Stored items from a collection
========================================================================
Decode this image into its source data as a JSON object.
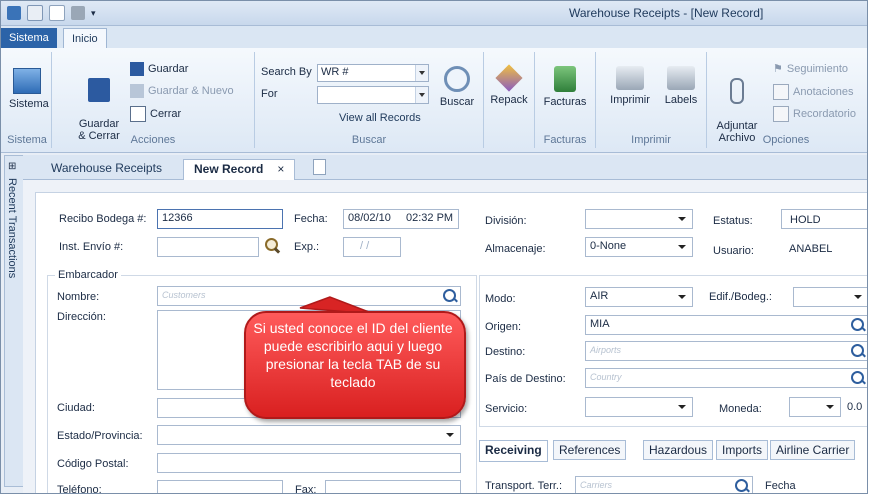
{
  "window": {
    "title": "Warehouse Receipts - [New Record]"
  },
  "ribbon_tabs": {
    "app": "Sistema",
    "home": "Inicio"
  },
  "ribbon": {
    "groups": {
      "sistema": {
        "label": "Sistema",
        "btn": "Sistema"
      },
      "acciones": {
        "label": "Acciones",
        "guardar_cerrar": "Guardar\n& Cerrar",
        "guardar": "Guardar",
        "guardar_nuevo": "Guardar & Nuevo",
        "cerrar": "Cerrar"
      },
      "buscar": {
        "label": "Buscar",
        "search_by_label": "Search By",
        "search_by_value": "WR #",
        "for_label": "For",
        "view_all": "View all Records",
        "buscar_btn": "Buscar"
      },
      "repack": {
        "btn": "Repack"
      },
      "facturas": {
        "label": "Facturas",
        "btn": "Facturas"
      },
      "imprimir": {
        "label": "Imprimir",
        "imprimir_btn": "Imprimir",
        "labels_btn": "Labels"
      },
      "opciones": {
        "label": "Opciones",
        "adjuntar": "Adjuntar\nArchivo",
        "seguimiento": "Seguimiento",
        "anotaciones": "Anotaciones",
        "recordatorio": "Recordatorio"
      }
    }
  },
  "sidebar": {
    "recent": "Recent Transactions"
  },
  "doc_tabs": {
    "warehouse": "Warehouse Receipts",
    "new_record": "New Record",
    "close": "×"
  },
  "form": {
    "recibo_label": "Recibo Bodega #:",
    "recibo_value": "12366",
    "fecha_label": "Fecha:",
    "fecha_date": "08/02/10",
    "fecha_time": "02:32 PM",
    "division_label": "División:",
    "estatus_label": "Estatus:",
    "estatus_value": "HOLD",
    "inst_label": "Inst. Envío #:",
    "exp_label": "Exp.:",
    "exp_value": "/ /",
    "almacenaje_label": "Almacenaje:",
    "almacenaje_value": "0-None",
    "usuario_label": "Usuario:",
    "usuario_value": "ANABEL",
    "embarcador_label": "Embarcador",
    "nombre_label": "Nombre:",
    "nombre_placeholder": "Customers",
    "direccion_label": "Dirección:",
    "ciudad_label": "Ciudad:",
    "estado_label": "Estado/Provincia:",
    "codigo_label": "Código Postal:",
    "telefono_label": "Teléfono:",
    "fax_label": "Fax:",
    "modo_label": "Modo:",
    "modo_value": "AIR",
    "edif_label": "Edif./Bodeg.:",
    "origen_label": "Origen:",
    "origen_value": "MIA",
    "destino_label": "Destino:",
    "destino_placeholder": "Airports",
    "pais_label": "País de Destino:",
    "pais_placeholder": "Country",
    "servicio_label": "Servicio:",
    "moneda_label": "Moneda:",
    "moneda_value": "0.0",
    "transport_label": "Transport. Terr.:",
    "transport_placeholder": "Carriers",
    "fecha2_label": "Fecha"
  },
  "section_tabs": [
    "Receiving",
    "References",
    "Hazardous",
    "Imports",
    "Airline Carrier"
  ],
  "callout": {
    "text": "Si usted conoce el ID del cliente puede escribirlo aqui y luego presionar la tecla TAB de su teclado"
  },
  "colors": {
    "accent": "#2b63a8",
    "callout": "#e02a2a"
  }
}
========================================================================
*Goal*:
Look through the listing above. Pick out each line with "Cerrar" and copy it.

*Task output*:
        "guardar_cerrar": "Guardar\n& Cerrar",
        "cerrar": "Cerrar"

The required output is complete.